Task requirements
For this exercise, copy out each line of the material below that includes "name".

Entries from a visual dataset
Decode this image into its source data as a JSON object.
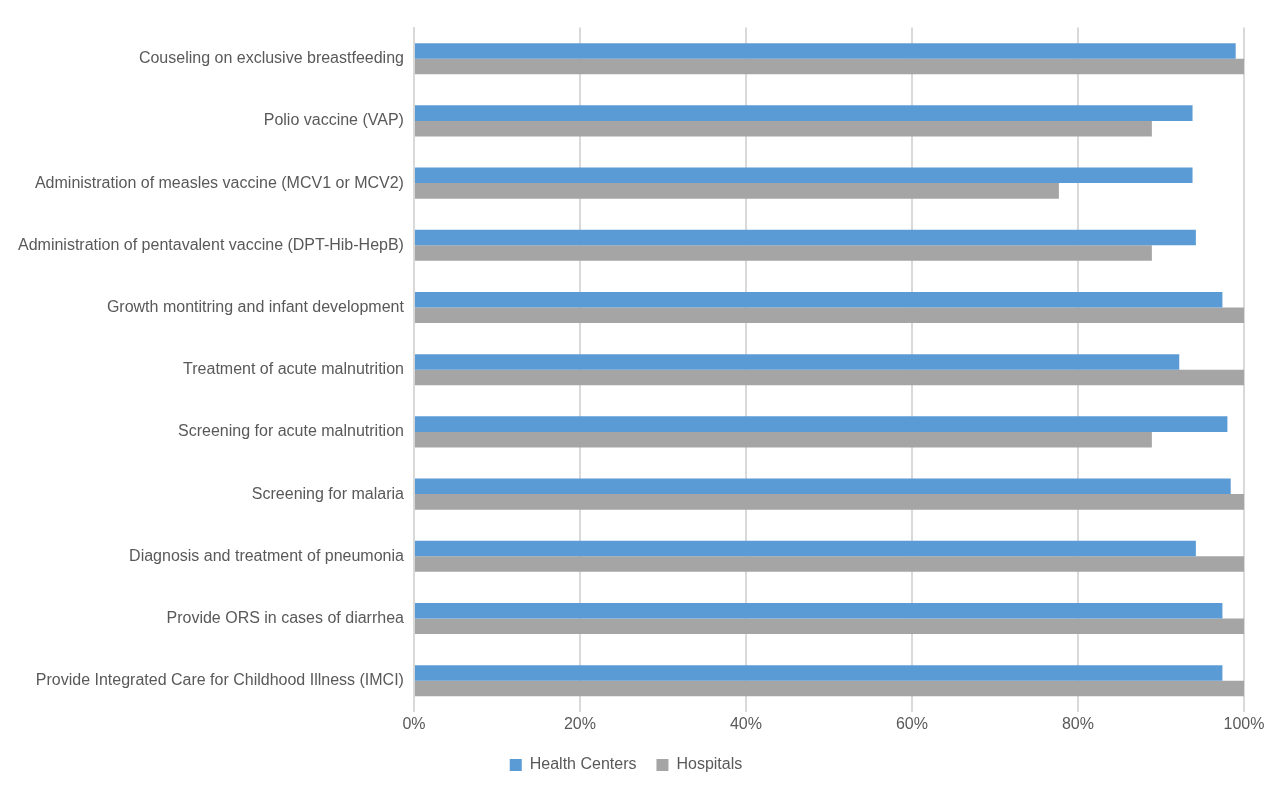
{
  "chart_data": {
    "type": "bar",
    "orientation": "horizontal",
    "categories": [
      "Couseling on exclusive breastfeeding",
      "Polio vaccine (VAP)",
      "Administration of measles vaccine (MCV1 or MCV2)",
      "Administration of pentavalent vaccine (DPT-Hib-HepB)",
      "Growth montitring and infant development",
      "Treatment of acute malnutrition",
      "Screening for acute malnutrition",
      "Screening for malaria",
      "Diagnosis and treatment of pneumonia",
      "Provide ORS in cases of diarrhea",
      "Provide Integrated Care for Childhood Illness (IMCI)"
    ],
    "series": [
      {
        "name": "Health Centers",
        "color": "#5b9bd5",
        "values": [
          99,
          93.8,
          93.8,
          94.2,
          97.4,
          92.2,
          98,
          98.4,
          94.2,
          97.4,
          97.4
        ]
      },
      {
        "name": "Hospitals",
        "color": "#a5a5a5",
        "values": [
          100,
          88.9,
          77.7,
          88.9,
          100,
          100,
          88.9,
          100,
          100,
          100,
          100
        ]
      }
    ],
    "xlim": [
      0,
      100
    ],
    "xticks": [
      {
        "value": 0,
        "label": "0%"
      },
      {
        "value": 20,
        "label": "20%"
      },
      {
        "value": 40,
        "label": "40%"
      },
      {
        "value": 60,
        "label": "60%"
      },
      {
        "value": 80,
        "label": "80%"
      },
      {
        "value": 100,
        "label": "100%"
      }
    ],
    "grid": "x",
    "legend": "bottom"
  }
}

Result of this exercise
        "name": "Health Centers",
        "name": "Hospitals",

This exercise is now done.